* [What you will do] Leave out the pictures and repeat everything else in the records exactly.

(Figure collection entries)
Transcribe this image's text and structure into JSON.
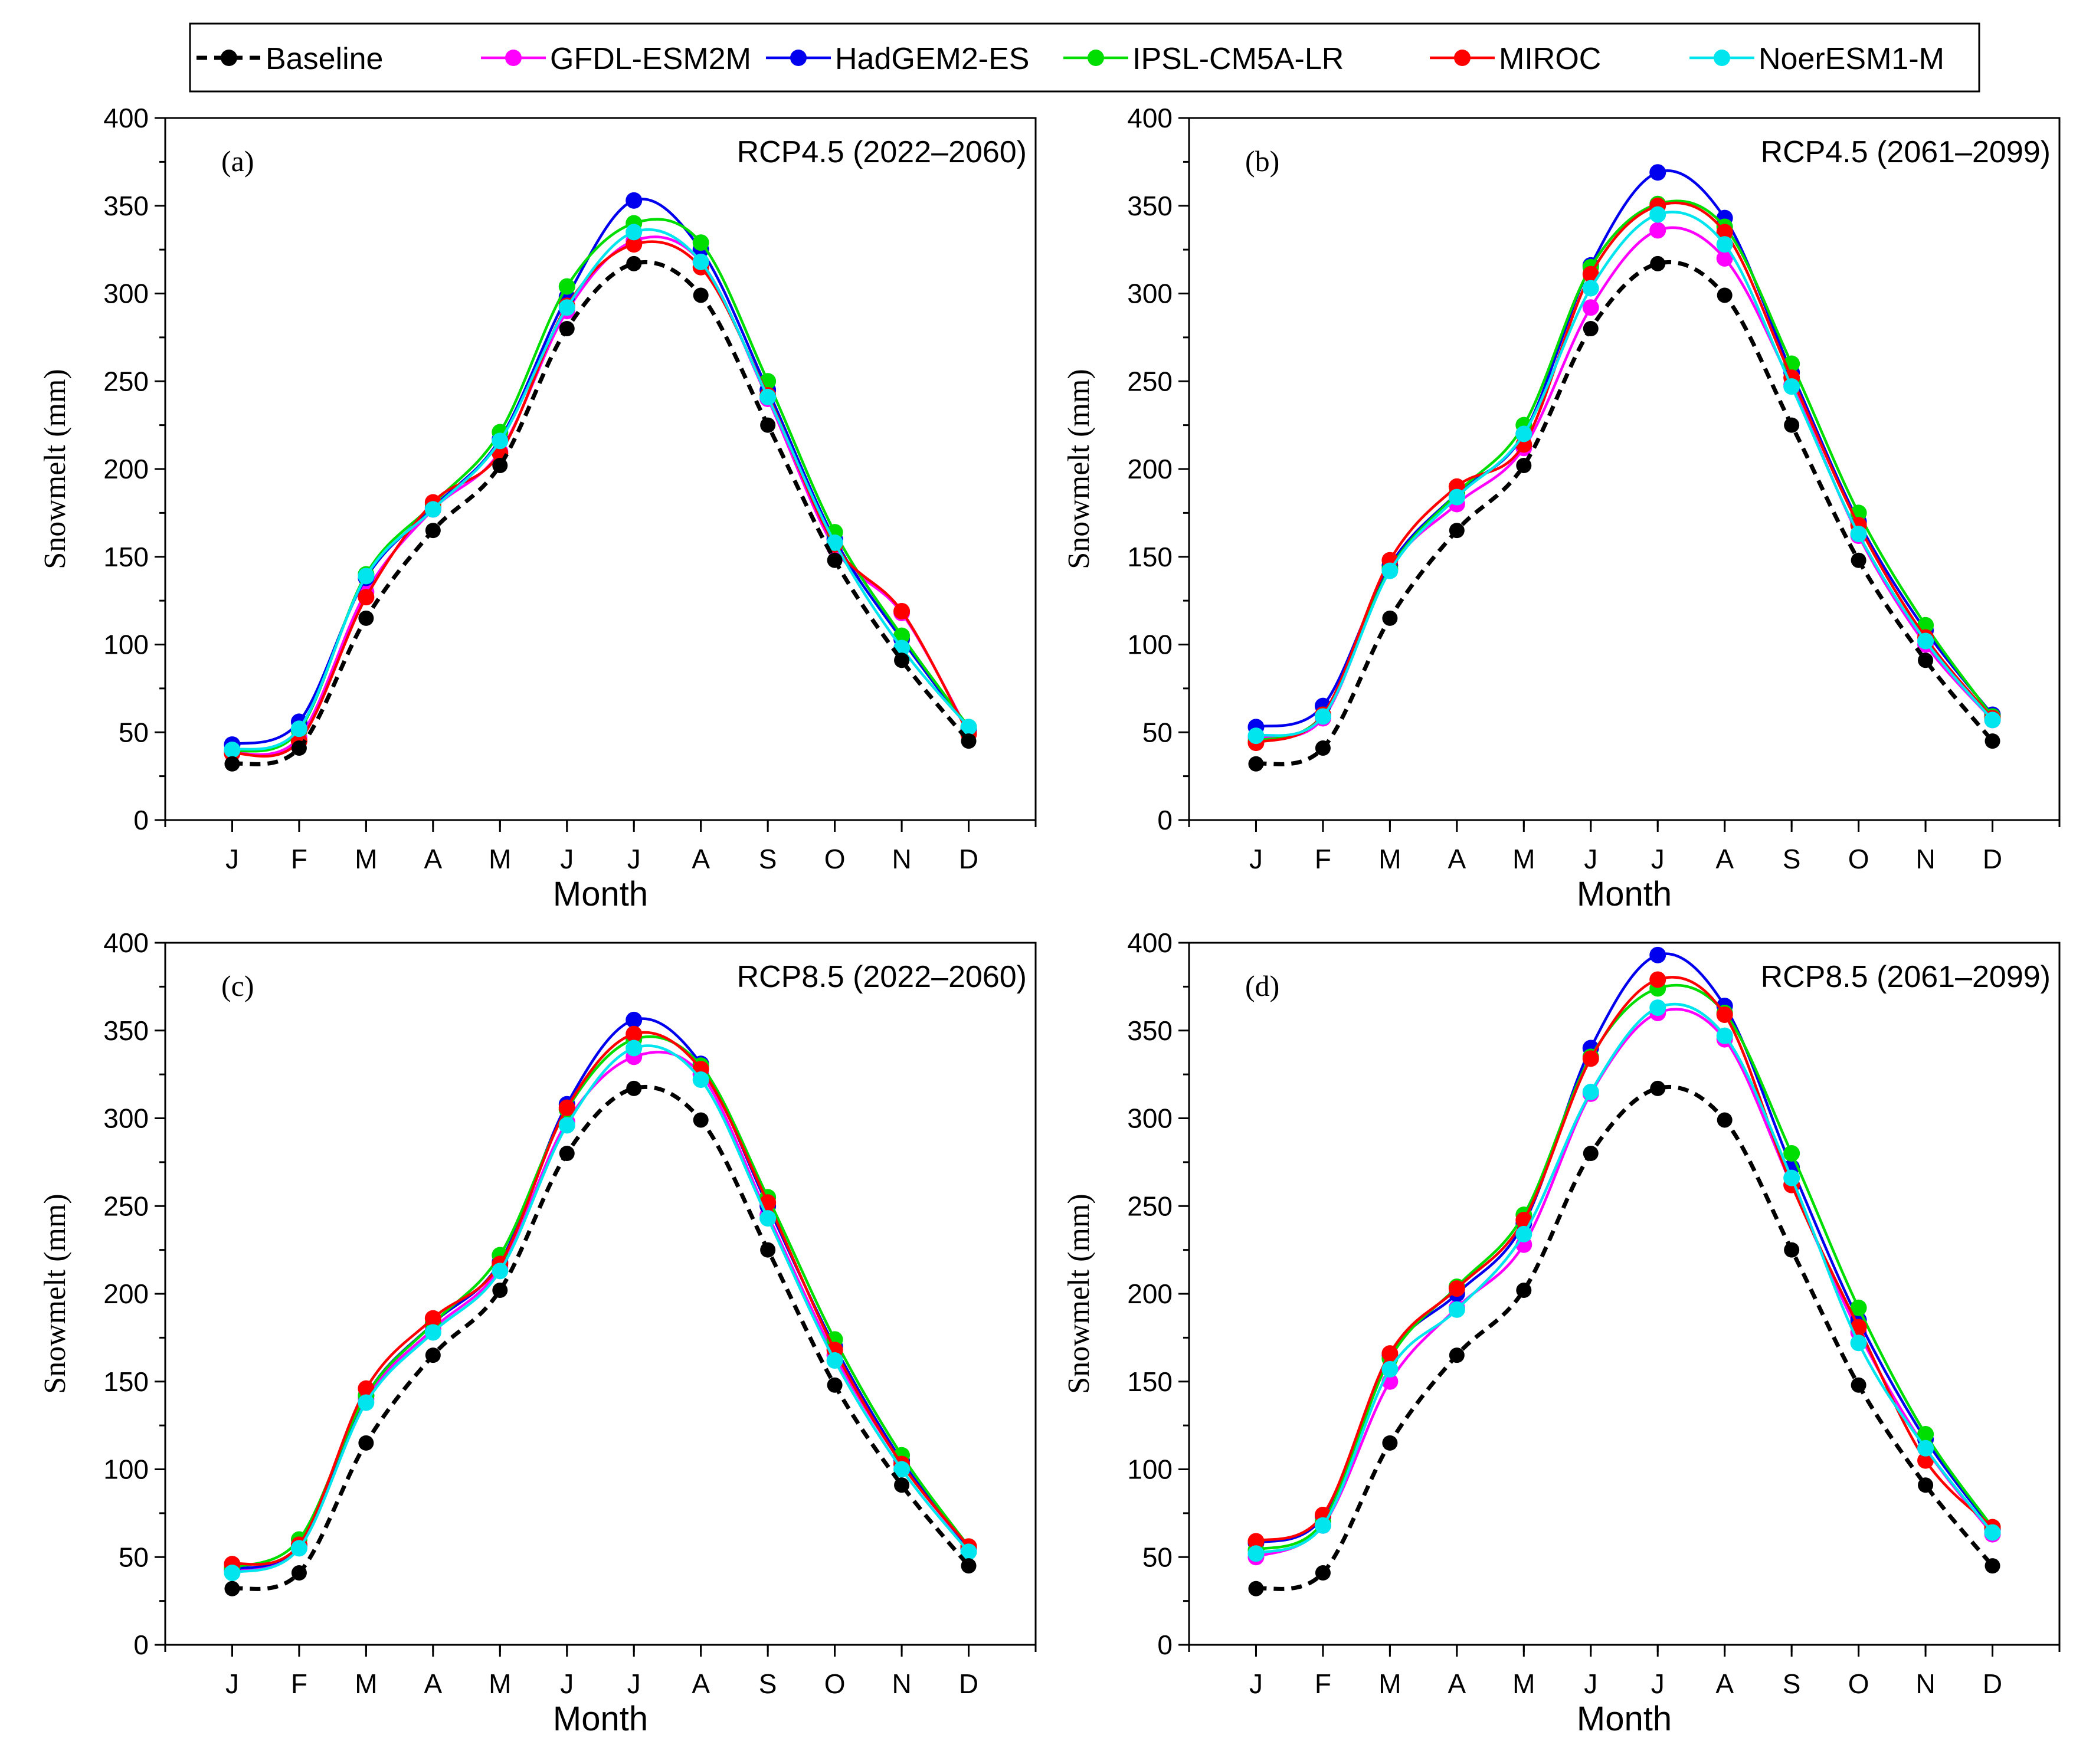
{
  "legend": {
    "entries": [
      {
        "name": "Baseline",
        "color": "#000000",
        "dashed": true
      },
      {
        "name": "GFDL-ESM2M",
        "color": "#ff00ff",
        "dashed": false
      },
      {
        "name": "HadGEM2-ES",
        "color": "#0000ee",
        "dashed": false
      },
      {
        "name": "IPSL-CM5A-LR",
        "color": "#00dd00",
        "dashed": false
      },
      {
        "name": "MIROC",
        "color": "#ff0000",
        "dashed": false
      },
      {
        "name": "NoerESM1-M",
        "color": "#00e5ee",
        "dashed": false
      }
    ]
  },
  "chart_data": [
    {
      "type": "line",
      "label": "(a)",
      "title": "RCP4.5 (2022–2060)",
      "xlabel": "Month",
      "ylabel": "Snowmelt (mm)",
      "ylim": [
        0,
        400
      ],
      "yticks": [
        "0",
        "50",
        "100",
        "150",
        "200",
        "250",
        "300",
        "350",
        "400"
      ],
      "categories": [
        "J",
        "F",
        "M",
        "A",
        "M",
        "J",
        "J",
        "A",
        "S",
        "O",
        "N",
        "D"
      ],
      "series": [
        {
          "name": "Baseline",
          "values": [
            32,
            41,
            115,
            165,
            202,
            280,
            317,
            299,
            225,
            148,
            91,
            45
          ]
        },
        {
          "name": "GFDL-ESM2M",
          "values": [
            38,
            47,
            130,
            177,
            210,
            290,
            330,
            318,
            240,
            155,
            118,
            50
          ]
        },
        {
          "name": "HadGEM2-ES",
          "values": [
            43,
            56,
            138,
            178,
            217,
            298,
            353,
            325,
            245,
            160,
            103,
            52
          ]
        },
        {
          "name": "IPSL-CM5A-LR",
          "values": [
            39,
            51,
            140,
            180,
            221,
            304,
            340,
            329,
            250,
            164,
            105,
            53
          ]
        },
        {
          "name": "MIROC",
          "values": [
            38,
            45,
            127,
            181,
            209,
            293,
            328,
            315,
            242,
            157,
            119,
            49
          ]
        },
        {
          "name": "NoerESM1-M",
          "values": [
            40,
            52,
            139,
            177,
            216,
            292,
            335,
            318,
            241,
            158,
            98,
            53
          ]
        }
      ]
    },
    {
      "type": "line",
      "label": "(b)",
      "title": "RCP4.5 (2061–2099)",
      "xlabel": "Month",
      "ylabel": "Snowmelt (mm)",
      "ylim": [
        0,
        400
      ],
      "yticks": [
        "0",
        "50",
        "100",
        "150",
        "200",
        "250",
        "300",
        "350",
        "400"
      ],
      "categories": [
        "J",
        "F",
        "M",
        "A",
        "M",
        "J",
        "J",
        "A",
        "S",
        "O",
        "N",
        "D"
      ],
      "series": [
        {
          "name": "Baseline",
          "values": [
            32,
            41,
            115,
            165,
            202,
            280,
            317,
            299,
            225,
            148,
            91,
            45
          ]
        },
        {
          "name": "GFDL-ESM2M",
          "values": [
            47,
            58,
            143,
            180,
            212,
            292,
            336,
            320,
            248,
            162,
            100,
            57
          ]
        },
        {
          "name": "HadGEM2-ES",
          "values": [
            53,
            65,
            145,
            186,
            220,
            316,
            369,
            343,
            255,
            170,
            108,
            60
          ]
        },
        {
          "name": "IPSL-CM5A-LR",
          "values": [
            45,
            60,
            143,
            186,
            225,
            315,
            351,
            338,
            260,
            175,
            111,
            59
          ]
        },
        {
          "name": "MIROC",
          "values": [
            44,
            60,
            148,
            190,
            214,
            311,
            350,
            335,
            252,
            168,
            104,
            58
          ]
        },
        {
          "name": "NoerESM1-M",
          "values": [
            48,
            59,
            142,
            184,
            220,
            303,
            345,
            328,
            247,
            163,
            102,
            57
          ]
        }
      ]
    },
    {
      "type": "line",
      "label": "(c)",
      "title": "RCP8.5 (2022–2060)",
      "xlabel": "Month",
      "ylabel": "Snowmelt (mm)",
      "ylim": [
        0,
        400
      ],
      "yticks": [
        "0",
        "50",
        "100",
        "150",
        "200",
        "250",
        "300",
        "350",
        "400"
      ],
      "categories": [
        "J",
        "F",
        "M",
        "A",
        "M",
        "J",
        "J",
        "A",
        "S",
        "O",
        "N",
        "D"
      ],
      "series": [
        {
          "name": "Baseline",
          "values": [
            32,
            41,
            115,
            165,
            202,
            280,
            317,
            299,
            225,
            148,
            91,
            45
          ]
        },
        {
          "name": "GFDL-ESM2M",
          "values": [
            42,
            56,
            140,
            180,
            215,
            298,
            335,
            325,
            245,
            165,
            103,
            55
          ]
        },
        {
          "name": "HadGEM2-ES",
          "values": [
            43,
            57,
            142,
            183,
            218,
            308,
            356,
            331,
            250,
            170,
            105,
            55
          ]
        },
        {
          "name": "IPSL-CM5A-LR",
          "values": [
            44,
            60,
            142,
            183,
            222,
            305,
            345,
            330,
            255,
            174,
            108,
            56
          ]
        },
        {
          "name": "MIROC",
          "values": [
            46,
            57,
            146,
            186,
            217,
            306,
            348,
            328,
            252,
            168,
            103,
            56
          ]
        },
        {
          "name": "NoerESM1-M",
          "values": [
            41,
            55,
            138,
            178,
            213,
            296,
            340,
            322,
            243,
            162,
            100,
            53
          ]
        }
      ]
    },
    {
      "type": "line",
      "label": "(d)",
      "title": "RCP8.5 (2061–2099)",
      "xlabel": "Month",
      "ylabel": "Snowmelt (mm)",
      "ylim": [
        0,
        400
      ],
      "yticks": [
        "0",
        "50",
        "100",
        "150",
        "200",
        "250",
        "300",
        "350",
        "400"
      ],
      "categories": [
        "J",
        "F",
        "M",
        "A",
        "M",
        "J",
        "J",
        "A",
        "S",
        "O",
        "N",
        "D"
      ],
      "series": [
        {
          "name": "Baseline",
          "values": [
            32,
            41,
            115,
            165,
            202,
            280,
            317,
            299,
            225,
            148,
            91,
            45
          ]
        },
        {
          "name": "GFDL-ESM2M",
          "values": [
            50,
            68,
            150,
            192,
            228,
            314,
            360,
            345,
            262,
            178,
            112,
            63
          ]
        },
        {
          "name": "HadGEM2-ES",
          "values": [
            58,
            73,
            165,
            200,
            240,
            340,
            393,
            364,
            272,
            185,
            117,
            66
          ]
        },
        {
          "name": "IPSL-CM5A-LR",
          "values": [
            54,
            70,
            163,
            204,
            245,
            335,
            374,
            360,
            280,
            192,
            120,
            67
          ]
        },
        {
          "name": "MIROC",
          "values": [
            59,
            74,
            166,
            203,
            242,
            334,
            379,
            359,
            262,
            181,
            105,
            67
          ]
        },
        {
          "name": "NoerESM1-M",
          "values": [
            52,
            68,
            157,
            191,
            234,
            315,
            363,
            347,
            266,
            172,
            112,
            64
          ]
        }
      ]
    }
  ]
}
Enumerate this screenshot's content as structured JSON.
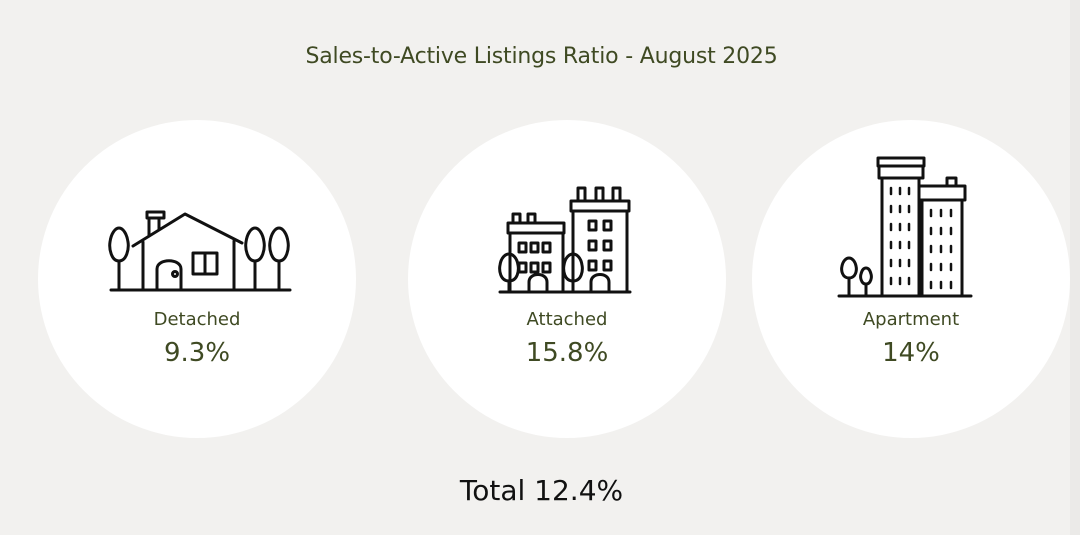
{
  "title": "Sales-to-Active Listings Ratio - August 2025",
  "categories": [
    {
      "label": "Detached",
      "value": "9.3%",
      "icon": "detached-house-icon"
    },
    {
      "label": "Attached",
      "value": "15.8%",
      "icon": "townhouse-icon"
    },
    {
      "label": "Apartment",
      "value": "14%",
      "icon": "apartment-building-icon"
    }
  ],
  "total": {
    "label": "Total",
    "value": "12.4%",
    "text": "Total 12.4%"
  },
  "colors": {
    "background": "#f2f1ef",
    "card": "#ffffff",
    "accent_text": "#3f4a23",
    "total_text": "#111111",
    "icon_stroke": "#111111"
  }
}
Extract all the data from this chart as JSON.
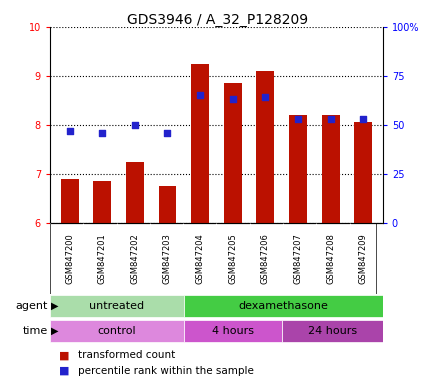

* [Answer to this problem]
Transcribe this image's text and structure into JSON.
{
  "legend": {
    "entries": [
      {
        "name": "Baseline",
        "color": "#000000",
        "dashed": true
      },
      {
        "name": "GFDL-ESM2M",
        "color": "#ff00ff",
        "dashed": false
      },
      {
        "name": "HadGEM2-ES",
        "color": "#0000ee",
        "dashed": false
      },
      {
        "name": "IPSL-CM5A-LR",
        "color": "#00dd00",
        "dashed": false
      },
      {
        "name": "MIROC",
        "color": "#ff0000",
        "dashed": false
      },
      {
        "name": "NoerESM1-M",
        "color": "#00e5ee",
        "dashed": false
      }
    ]
  },
  "chart_data": [
    {
      "type": "line",
      "label": "(a)",
      "title": "RCP4.5 (2022–2060)",
      "xlabel": "Month",
      "ylabel": "Snowmelt (mm)",
      "ylim": [
        0,
        400
      ],
      "yticks": [
        "0",
        "50",
        "100",
        "150",
        "200",
        "250",
        "300",
        "350",
        "400"
      ],
      "categories": [
        "J",
        "F",
        "M",
        "A",
        "M",
        "J",
        "J",
        "A",
        "S",
        "O",
        "N",
        "D"
      ],
      "series": [
        {
          "name": "Baseline",
          "values": [
            32,
            41,
            115,
            165,
            202,
            280,
            317,
            299,
            225,
            148,
            91,
            45
          ]
        },
        {
          "name": "GFDL-ESM2M",
          "values": [
            38,
            47,
            130,
            177,
            210,
            290,
            330,
            318,
            240,
            155,
            118,
            50
          ]
        },
        {
          "name": "HadGEM2-ES",
          "values": [
            43,
            56,
            138,
            178,
            217,
            298,
            353,
            325,
            245,
            160,
            103,
            52
          ]
        },
        {
          "name": "IPSL-CM5A-LR",
          "values": [
            39,
            51,
            140,
            180,
            221,
            304,
            340,
            329,
            250,
            164,
            105,
            53
          ]
        },
        {
          "name": "MIROC",
          "values": [
            38,
            45,
            127,
            181,
            209,
            293,
            328,
            315,
            242,
            157,
            119,
            49
          ]
        },
        {
          "name": "NoerESM1-M",
          "values": [
            40,
            52,
            139,
            177,
            216,
            292,
            335,
            318,
            241,
            158,
            98,
            53
          ]
        }
      ]
    },
    {
      "type": "line",
      "label": "(b)",
      "title": "RCP4.5 (2061–2099)",
      "xlabel": "Month",
      "ylabel": "Snowmelt (mm)",
      "ylim": [
        0,
        400
      ],
      "yticks": [
        "0",
        "50",
        "100",
        "150",
        "200",
        "250",
        "300",
        "350",
        "400"
      ],
      "categories": [
        "J",
        "F",
        "M",
        "A",
        "M",
        "J",
        "J",
        "A",
        "S",
        "O",
        "N",
        "D"
      ],
      "series": [
        {
          "name": "Baseline",
          "values": [
            32,
            41,
            115,
            165,
            202,
            280,
            317,
            299,
            225,
            148,
            91,
            45
          ]
        },
        {
          "name": "GFDL-ESM2M",
          "values": [
            47,
            58,
            143,
            180,
            212,
            292,
            336,
            320,
            248,
            162,
            100,
            57
          ]
        },
        {
          "name": "HadGEM2-ES",
          "values": [
            53,
            65,
            145,
            186,
            220,
            316,
            369,
            343,
            255,
            170,
            108,
            60
          ]
        },
        {
          "name": "IPSL-CM5A-LR",
          "values": [
            45,
            60,
            143,
            186,
            225,
            315,
            351,
            338,
            260,
            175,
            111,
            59
          ]
        },
        {
          "name": "MIROC",
          "values": [
            44,
            60,
            148,
            190,
            214,
            311,
            350,
            335,
            252,
            168,
            104,
            58
          ]
        },
        {
          "name": "NoerESM1-M",
          "values": [
            48,
            59,
            142,
            184,
            220,
            303,
            345,
            328,
            247,
            163,
            102,
            57
          ]
        }
      ]
    },
    {
      "type": "line",
      "label": "(c)",
      "title": "RCP8.5 (2022–2060)",
      "xlabel": "Month",
      "ylabel": "Snowmelt (mm)",
      "ylim": [
        0,
        400
      ],
      "yticks": [
        "0",
        "50",
        "100",
        "150",
        "200",
        "250",
        "300",
        "350",
        "400"
      ],
      "categories": [
        "J",
        "F",
        "M",
        "A",
        "M",
        "J",
        "J",
        "A",
        "S",
        "O",
        "N",
        "D"
      ],
      "series": [
        {
          "name": "Baseline",
          "values": [
            32,
            41,
            115,
            165,
            202,
            280,
            317,
            299,
            225,
            148,
            91,
            45
          ]
        },
        {
          "name": "GFDL-ESM2M",
          "values": [
            42,
            56,
            140,
            180,
            215,
            298,
            335,
            325,
            245,
            165,
            103,
            55
          ]
        },
        {
          "name": "HadGEM2-ES",
          "values": [
            43,
            57,
            142,
            183,
            218,
            308,
            356,
            331,
            250,
            170,
            105,
            55
          ]
        },
        {
          "name": "IPSL-CM5A-LR",
          "values": [
            44,
            60,
            142,
            183,
            222,
            305,
            345,
            330,
            255,
            174,
            108,
            56
          ]
        },
        {
          "name": "MIROC",
          "values": [
            46,
            57,
            146,
            186,
            217,
            306,
            348,
            328,
            252,
            168,
            103,
            56
          ]
        },
        {
          "name": "NoerESM1-M",
          "values": [
            41,
            55,
            138,
            178,
            213,
            296,
            340,
            322,
            243,
            162,
            100,
            53
          ]
        }
      ]
    },
    {
      "type": "line",
      "label": "(d)",
      "title": "RCP8.5 (2061–2099)",
      "xlabel": "Month",
      "ylabel": "Snowmelt (mm)",
      "ylim": [
        0,
        400
      ],
      "yticks": [
        "0",
        "50",
        "100",
        "150",
        "200",
        "250",
        "300",
        "350",
        "400"
      ],
      "categories": [
        "J",
        "F",
        "M",
        "A",
        "M",
        "J",
        "J",
        "A",
        "S",
        "O",
        "N",
        "D"
      ],
      "series": [
        {
          "name": "Baseline",
          "values": [
            32,
            41,
            115,
            165,
            202,
            280,
            317,
            299,
            225,
            148,
            91,
            45
          ]
        },
        {
          "name": "GFDL-ESM2M",
          "values": [
            50,
            68,
            150,
            192,
            228,
            314,
            360,
            345,
            262,
            178,
            112,
            63
          ]
        },
        {
          "name": "HadGEM2-ES",
          "values": [
            58,
            73,
            165,
            200,
            240,
            340,
            393,
            364,
            272,
            185,
            117,
            66
          ]
        },
        {
          "name": "IPSL-CM5A-LR",
          "values": [
            54,
            70,
            163,
            204,
            245,
            335,
            374,
            360,
            280,
            192,
            120,
            67
          ]
        },
        {
          "name": "MIROC",
          "values": [
            59,
            74,
            166,
            203,
            242,
            334,
            379,
            359,
            262,
            181,
            105,
            67
          ]
        },
        {
          "name": "NoerESM1-M",
          "values": [
            52,
            68,
            157,
            191,
            234,
            315,
            363,
            347,
            266,
            172,
            112,
            64
          ]
        }
      ]
    }
  ]
}
Enumerate this screenshot's content as structured JSON.
{
  "title": "Sales-to-Active Listings Ratio - August 2025",
  "categories": [
    {
      "label": "Detached",
      "value": "9.3%",
      "icon": "detached-house-icon"
    },
    {
      "label": "Attached",
      "value": "15.8%",
      "icon": "townhouse-icon"
    },
    {
      "label": "Apartment",
      "value": "14%",
      "icon": "apartment-building-icon"
    }
  ],
  "total": {
    "label": "Total",
    "value": "12.4%",
    "text": "Total 12.4%"
  },
  "colors": {
    "background": "#f2f1ef",
    "card": "#ffffff",
    "accent_text": "#3f4a23",
    "total_text": "#111111",
    "icon_stroke": "#111111"
  }
}
Extract all the data from this chart as JSON.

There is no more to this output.